What needs to be done -
Records follow. Copy every line with "Only".

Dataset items
>> BEGIN

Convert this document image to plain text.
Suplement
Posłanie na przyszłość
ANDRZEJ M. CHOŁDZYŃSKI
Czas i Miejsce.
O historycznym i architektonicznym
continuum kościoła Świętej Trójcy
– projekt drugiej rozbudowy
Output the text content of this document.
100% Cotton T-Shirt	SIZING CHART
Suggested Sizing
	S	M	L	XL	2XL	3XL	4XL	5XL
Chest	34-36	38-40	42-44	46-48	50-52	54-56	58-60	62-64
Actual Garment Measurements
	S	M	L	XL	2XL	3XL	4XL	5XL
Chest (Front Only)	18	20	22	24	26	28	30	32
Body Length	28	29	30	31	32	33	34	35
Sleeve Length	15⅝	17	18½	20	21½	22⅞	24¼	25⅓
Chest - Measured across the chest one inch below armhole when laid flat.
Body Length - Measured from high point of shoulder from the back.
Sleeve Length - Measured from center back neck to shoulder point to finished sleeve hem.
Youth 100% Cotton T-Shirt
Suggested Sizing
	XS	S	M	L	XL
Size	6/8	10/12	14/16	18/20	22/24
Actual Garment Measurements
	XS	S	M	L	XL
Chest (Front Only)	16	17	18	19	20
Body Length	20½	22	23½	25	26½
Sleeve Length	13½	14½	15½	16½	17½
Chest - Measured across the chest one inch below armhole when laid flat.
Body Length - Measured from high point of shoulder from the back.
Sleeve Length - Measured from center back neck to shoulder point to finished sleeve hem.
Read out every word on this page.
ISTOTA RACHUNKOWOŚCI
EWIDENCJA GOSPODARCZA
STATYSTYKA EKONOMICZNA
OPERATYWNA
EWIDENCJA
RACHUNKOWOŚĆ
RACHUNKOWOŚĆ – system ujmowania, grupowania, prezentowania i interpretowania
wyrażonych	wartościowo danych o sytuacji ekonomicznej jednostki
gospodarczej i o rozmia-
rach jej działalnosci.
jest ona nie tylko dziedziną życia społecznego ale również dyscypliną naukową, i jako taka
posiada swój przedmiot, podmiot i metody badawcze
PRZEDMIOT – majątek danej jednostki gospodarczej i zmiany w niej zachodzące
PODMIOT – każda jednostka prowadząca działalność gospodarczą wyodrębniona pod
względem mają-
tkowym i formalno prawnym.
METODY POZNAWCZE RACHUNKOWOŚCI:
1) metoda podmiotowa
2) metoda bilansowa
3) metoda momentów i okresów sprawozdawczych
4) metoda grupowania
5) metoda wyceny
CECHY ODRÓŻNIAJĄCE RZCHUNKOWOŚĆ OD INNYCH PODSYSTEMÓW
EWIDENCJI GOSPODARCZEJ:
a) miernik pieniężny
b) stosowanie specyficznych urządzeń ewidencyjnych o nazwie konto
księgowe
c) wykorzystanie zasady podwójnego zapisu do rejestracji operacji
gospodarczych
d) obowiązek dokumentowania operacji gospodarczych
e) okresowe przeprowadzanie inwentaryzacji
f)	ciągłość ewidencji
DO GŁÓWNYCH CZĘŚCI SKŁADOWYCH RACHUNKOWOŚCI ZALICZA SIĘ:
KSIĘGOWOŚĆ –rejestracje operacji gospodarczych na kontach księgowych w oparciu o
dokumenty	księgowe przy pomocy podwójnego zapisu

>> END

Answer for this exercise -
Chest (Front Only)	18	20	22	24	26	28	30	32
Chest (Front Only)	16	17	18	19	20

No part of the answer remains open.